Dataset rows:
______

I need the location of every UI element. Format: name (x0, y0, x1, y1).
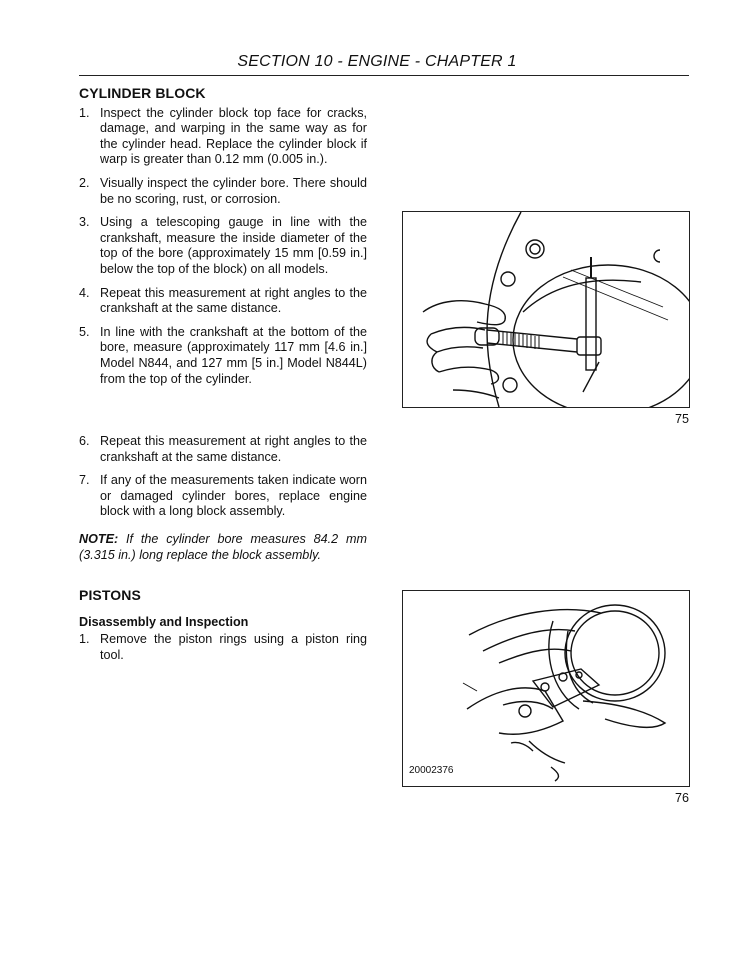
cylinder-block-steps-1-5 (79, 106, 367, 388)
step-number: 2. (79, 175, 90, 190)
step-text: In line with the crankshaft at the bottom of the bore, measure (approximately 117 mm [4.6 in.] Model N844, and 127 mm [5 in.] Model N844L) from the top of the cylinder. (100, 324, 367, 386)
step-number: 7. (79, 473, 90, 488)
note-label: NOTE: (79, 531, 119, 546)
step-number: 3. (79, 215, 90, 230)
step-text: Remove the piston rings using a piston ring tool. (100, 632, 367, 662)
step-text: Inspect the cylinder block top face for cracks, damage, and warping in the same way as for the cylinder head. Replace the cylinder block if warp is greater than 0.12 mm (0.005 in.). (100, 105, 367, 167)
list-item (79, 632, 367, 663)
cylinder-block-steps-6-7 (79, 434, 367, 520)
step-number: 1. (79, 105, 90, 120)
list-item (79, 286, 367, 317)
pistons-section (79, 588, 367, 671)
list-item (79, 434, 367, 465)
note-paragraph (79, 532, 367, 563)
figure-75-telescoping-gauge (402, 211, 690, 408)
header-rule (79, 75, 689, 76)
section-heading-pistons: PISTONS (79, 587, 141, 603)
list-item (79, 215, 367, 277)
section-heading-cylinder-block: CYLINDER BLOCK (79, 85, 206, 101)
note-text: If the cylinder bore measures 84.2 mm (3.315 in.) long replace the block assembly. (79, 531, 367, 562)
cylinder-block-section (79, 86, 367, 395)
page-header-title: SECTION 10 - ENGINE - CHAPTER 1 (237, 53, 517, 70)
figure-number-75: 75 (675, 412, 690, 426)
pistons-steps (79, 632, 367, 663)
illustration-piston-ring-tool (403, 591, 689, 786)
subheading-disassembly: Disassembly and Inspection (79, 614, 249, 629)
step-number: 1. (79, 632, 90, 647)
step-number: 5. (79, 324, 90, 339)
step-number: 6. (79, 434, 90, 448)
step-text: Repeat this measurement at right angles to the crankshaft at the same distance. (100, 285, 367, 316)
illustration-telescoping-gauge (403, 212, 689, 407)
list-item (79, 473, 367, 520)
step-number: 4. (79, 285, 90, 300)
list-item (79, 176, 367, 207)
step-text: Using a telescoping gauge in line with the crankshaft, measure the inside diameter of the top of the bore (approximately 15 mm [0.59 in.] below the top of the block) on all models. (100, 215, 367, 276)
figure-76-piston-ring-tool (402, 590, 690, 787)
step-text: Visually inspect the cylinder bore. There should be no scoring, rust, or corrosion. (100, 175, 367, 206)
figure-number-76: 76 (675, 791, 690, 805)
step-text: If any of the measurements taken indicate worn or damaged cylinder bores, replace engine block with a long block assembly. (100, 473, 367, 519)
cylinder-block-section-continued (79, 434, 367, 563)
figure-code: 20002376 (409, 765, 454, 776)
list-item (79, 106, 367, 168)
list-item (79, 325, 367, 387)
step-text: Repeat this measurement at right angles to the crankshaft at the same distance. (100, 434, 367, 464)
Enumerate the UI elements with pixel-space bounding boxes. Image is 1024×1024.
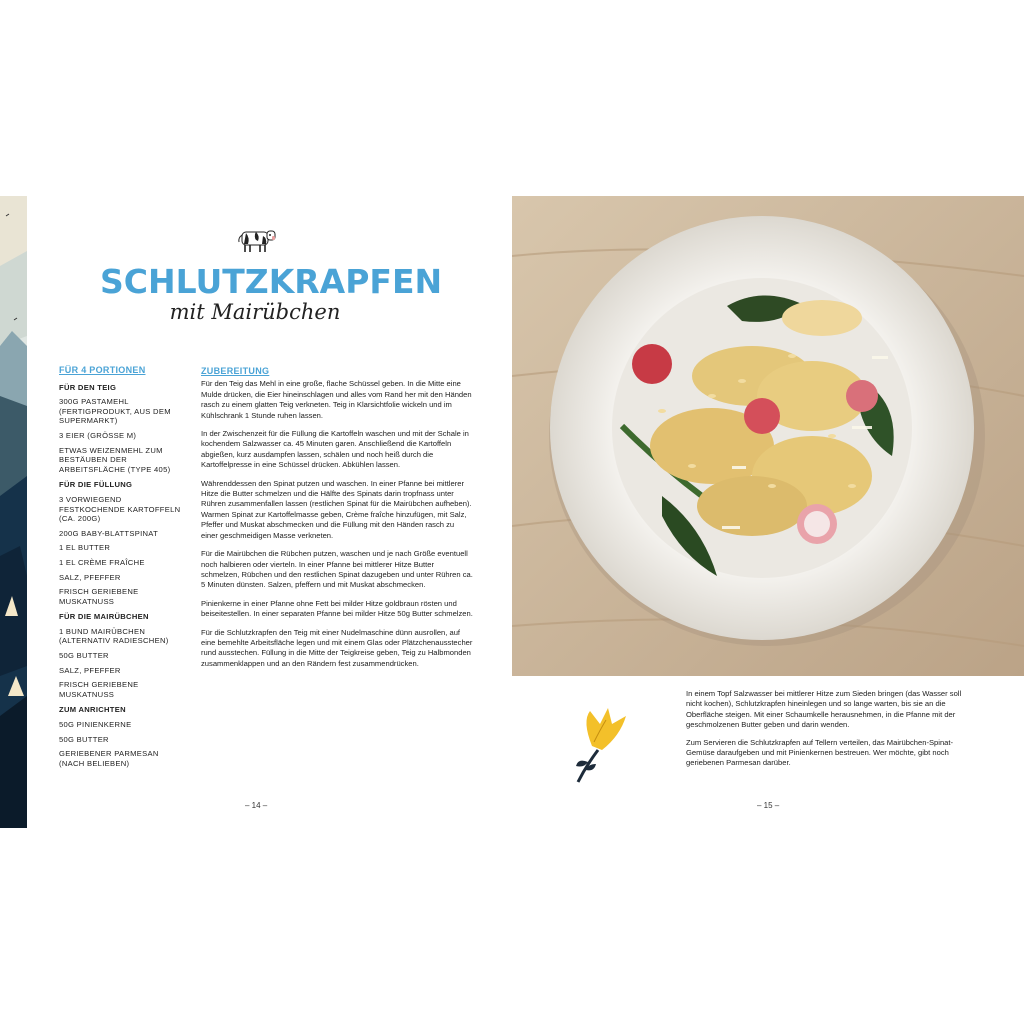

______

EXERCISE
Convert the lines of the material above, from the line containing "cylinder-block-steps-1-5 (79, 106, 367, 388)" through the line containing "step-number: 7. (79, 473, 90, 488)", inclusive, into a JSON list of strings with one string per line, leaving out blank lines.

TASK OUTPUT
[
  "cylinder-block-steps-1-5 (79, 106, 367, 388)",
  "step-number: 2. (79, 175, 90, 190)",
  "step-text: In line with the crankshaft at the bottom of the bore, measure (approximately 117 mm [4.6 in.] Model N844, and 127 mm [5 in.] Model N844L) from the top of the cylinder. (100, 324, 367, 386)",
  "step-number: 7. (79, 473, 90, 488)"
]